- To be done:
Scan each line of the records for the word "this" and extract the ones that have it.
────────────────
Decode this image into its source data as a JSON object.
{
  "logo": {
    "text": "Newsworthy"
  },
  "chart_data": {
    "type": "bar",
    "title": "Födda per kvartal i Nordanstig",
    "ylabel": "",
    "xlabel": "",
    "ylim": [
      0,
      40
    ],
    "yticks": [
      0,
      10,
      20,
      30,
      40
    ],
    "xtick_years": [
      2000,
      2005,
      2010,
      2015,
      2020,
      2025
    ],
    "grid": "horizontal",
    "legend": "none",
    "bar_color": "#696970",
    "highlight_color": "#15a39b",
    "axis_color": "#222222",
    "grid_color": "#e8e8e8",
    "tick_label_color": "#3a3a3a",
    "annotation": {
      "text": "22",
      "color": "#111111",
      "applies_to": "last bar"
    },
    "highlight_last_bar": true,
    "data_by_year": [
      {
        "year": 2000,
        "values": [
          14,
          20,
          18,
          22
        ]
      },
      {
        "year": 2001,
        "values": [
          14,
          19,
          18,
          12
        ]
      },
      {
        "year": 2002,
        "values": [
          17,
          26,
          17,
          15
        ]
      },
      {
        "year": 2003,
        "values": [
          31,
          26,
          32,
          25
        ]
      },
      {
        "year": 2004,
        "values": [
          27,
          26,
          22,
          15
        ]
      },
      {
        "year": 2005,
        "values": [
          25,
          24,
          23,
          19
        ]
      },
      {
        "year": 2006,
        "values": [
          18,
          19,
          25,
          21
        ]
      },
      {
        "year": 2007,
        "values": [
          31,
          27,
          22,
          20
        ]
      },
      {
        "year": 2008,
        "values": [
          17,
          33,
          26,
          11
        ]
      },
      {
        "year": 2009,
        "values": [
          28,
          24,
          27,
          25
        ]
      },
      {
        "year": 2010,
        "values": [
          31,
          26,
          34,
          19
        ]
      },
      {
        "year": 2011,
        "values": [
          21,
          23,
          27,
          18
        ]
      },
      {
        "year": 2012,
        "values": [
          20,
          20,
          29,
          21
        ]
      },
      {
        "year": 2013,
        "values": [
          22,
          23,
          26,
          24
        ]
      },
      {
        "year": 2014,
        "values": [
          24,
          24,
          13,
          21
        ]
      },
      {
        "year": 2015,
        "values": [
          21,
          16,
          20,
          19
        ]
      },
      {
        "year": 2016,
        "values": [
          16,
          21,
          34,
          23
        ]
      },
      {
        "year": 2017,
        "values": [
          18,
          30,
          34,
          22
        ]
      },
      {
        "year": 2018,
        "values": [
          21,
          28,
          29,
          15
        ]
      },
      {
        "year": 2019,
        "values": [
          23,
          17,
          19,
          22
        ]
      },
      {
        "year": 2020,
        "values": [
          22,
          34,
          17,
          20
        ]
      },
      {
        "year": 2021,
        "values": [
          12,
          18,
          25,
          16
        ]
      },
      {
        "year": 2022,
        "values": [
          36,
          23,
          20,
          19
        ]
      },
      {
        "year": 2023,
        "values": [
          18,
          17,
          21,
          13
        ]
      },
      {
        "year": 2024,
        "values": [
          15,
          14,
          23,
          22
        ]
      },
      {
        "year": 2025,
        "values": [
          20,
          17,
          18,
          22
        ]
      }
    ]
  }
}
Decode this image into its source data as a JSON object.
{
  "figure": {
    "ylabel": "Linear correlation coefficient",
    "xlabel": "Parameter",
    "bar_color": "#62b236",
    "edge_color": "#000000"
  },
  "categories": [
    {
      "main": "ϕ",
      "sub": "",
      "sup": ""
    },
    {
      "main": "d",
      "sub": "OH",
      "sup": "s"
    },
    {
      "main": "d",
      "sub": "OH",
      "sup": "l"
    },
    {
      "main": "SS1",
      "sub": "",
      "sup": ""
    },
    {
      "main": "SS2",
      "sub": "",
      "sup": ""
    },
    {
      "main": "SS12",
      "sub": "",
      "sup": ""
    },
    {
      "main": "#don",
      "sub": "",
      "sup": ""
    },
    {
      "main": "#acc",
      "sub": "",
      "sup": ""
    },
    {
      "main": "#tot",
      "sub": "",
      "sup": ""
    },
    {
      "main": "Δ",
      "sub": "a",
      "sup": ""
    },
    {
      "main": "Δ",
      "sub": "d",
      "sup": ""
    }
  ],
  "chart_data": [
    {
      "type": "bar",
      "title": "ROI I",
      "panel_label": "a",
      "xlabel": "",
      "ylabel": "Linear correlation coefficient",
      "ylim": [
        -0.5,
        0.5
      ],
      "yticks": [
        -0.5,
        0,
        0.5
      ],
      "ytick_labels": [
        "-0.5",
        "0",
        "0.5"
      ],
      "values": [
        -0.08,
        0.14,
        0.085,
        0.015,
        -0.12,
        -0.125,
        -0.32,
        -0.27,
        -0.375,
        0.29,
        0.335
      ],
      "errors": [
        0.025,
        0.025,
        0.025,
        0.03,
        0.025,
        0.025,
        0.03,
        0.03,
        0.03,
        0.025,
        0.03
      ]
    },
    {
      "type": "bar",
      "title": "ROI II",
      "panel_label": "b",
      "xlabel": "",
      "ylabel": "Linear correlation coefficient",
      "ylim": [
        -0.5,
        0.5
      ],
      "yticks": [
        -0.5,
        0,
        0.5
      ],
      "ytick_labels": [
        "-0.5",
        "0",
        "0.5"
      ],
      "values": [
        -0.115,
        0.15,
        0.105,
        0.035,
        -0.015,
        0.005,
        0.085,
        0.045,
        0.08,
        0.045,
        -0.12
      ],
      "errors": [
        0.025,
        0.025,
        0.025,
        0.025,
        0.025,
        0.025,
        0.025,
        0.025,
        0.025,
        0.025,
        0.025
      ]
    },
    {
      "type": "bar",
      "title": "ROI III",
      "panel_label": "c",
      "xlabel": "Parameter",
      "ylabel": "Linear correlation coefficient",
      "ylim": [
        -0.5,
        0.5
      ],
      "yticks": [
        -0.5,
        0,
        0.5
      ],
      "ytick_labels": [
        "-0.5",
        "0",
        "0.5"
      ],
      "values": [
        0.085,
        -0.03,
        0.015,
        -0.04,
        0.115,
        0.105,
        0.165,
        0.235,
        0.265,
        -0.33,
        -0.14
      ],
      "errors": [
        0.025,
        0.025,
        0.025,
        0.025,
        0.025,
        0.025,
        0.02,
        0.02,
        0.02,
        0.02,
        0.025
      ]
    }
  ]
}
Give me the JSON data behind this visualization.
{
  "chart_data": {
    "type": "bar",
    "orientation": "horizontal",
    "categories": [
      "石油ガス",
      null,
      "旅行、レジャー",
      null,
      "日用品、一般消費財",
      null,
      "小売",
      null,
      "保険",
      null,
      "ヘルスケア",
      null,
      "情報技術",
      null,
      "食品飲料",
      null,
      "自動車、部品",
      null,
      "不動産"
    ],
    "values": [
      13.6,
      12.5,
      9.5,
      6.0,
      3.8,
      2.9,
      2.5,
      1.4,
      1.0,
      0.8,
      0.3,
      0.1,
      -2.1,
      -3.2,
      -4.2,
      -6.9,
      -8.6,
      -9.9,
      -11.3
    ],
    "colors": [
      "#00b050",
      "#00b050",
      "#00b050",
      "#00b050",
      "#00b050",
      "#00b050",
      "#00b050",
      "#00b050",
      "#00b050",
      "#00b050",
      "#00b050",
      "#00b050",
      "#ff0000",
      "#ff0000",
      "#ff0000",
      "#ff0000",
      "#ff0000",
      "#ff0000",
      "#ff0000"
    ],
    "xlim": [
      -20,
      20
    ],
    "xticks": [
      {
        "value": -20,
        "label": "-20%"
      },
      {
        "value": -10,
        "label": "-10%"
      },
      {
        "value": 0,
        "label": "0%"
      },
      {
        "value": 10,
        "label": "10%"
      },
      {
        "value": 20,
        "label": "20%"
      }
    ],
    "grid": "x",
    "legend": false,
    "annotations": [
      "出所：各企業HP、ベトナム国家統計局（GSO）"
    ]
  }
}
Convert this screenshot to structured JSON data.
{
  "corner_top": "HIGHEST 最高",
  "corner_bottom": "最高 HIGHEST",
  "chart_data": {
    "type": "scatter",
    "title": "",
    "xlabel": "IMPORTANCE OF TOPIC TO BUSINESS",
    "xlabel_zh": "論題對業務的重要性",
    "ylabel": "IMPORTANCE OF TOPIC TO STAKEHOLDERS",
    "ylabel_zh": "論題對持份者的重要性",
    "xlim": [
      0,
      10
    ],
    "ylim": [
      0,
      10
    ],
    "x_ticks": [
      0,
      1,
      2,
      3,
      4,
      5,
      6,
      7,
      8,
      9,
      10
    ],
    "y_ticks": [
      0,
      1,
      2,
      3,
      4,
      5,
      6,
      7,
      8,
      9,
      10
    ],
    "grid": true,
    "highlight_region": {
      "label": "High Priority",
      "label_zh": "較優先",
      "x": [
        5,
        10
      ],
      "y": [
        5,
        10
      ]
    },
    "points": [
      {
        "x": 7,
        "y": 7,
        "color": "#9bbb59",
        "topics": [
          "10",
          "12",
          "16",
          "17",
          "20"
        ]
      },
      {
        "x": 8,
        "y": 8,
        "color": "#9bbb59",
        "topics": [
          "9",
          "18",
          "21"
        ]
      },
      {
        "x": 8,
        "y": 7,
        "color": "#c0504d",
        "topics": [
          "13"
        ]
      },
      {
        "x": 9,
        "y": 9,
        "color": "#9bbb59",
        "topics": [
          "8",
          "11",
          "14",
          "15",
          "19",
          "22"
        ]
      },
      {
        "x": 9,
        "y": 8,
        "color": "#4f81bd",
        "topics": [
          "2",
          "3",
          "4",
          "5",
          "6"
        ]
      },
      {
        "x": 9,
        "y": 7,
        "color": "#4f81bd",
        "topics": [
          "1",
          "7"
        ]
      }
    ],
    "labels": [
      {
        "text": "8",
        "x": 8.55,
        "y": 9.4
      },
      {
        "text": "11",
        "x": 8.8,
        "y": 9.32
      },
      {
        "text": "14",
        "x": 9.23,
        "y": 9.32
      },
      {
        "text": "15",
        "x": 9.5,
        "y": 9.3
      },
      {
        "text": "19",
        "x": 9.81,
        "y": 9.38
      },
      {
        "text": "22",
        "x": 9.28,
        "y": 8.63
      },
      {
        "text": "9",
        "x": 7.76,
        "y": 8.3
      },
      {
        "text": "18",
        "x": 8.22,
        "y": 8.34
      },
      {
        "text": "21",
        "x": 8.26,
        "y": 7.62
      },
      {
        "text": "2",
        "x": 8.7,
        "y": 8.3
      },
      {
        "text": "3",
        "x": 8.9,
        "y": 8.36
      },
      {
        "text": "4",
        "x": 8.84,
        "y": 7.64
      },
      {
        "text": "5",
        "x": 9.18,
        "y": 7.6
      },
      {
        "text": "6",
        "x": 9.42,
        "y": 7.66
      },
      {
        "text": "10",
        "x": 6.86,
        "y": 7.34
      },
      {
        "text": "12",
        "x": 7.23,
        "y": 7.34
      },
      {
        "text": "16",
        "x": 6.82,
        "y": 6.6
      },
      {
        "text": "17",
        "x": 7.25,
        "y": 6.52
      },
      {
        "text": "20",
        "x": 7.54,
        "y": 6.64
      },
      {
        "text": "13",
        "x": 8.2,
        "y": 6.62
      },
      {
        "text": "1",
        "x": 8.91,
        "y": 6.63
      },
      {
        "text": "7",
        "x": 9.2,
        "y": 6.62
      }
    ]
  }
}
────────────────
- Task solution:
Decode this image into its source data as a JSON object.
Decode this image into its source data as a JSON object.
Give me the JSON data behind this visualization.
Convert this screenshot to structured JSON data.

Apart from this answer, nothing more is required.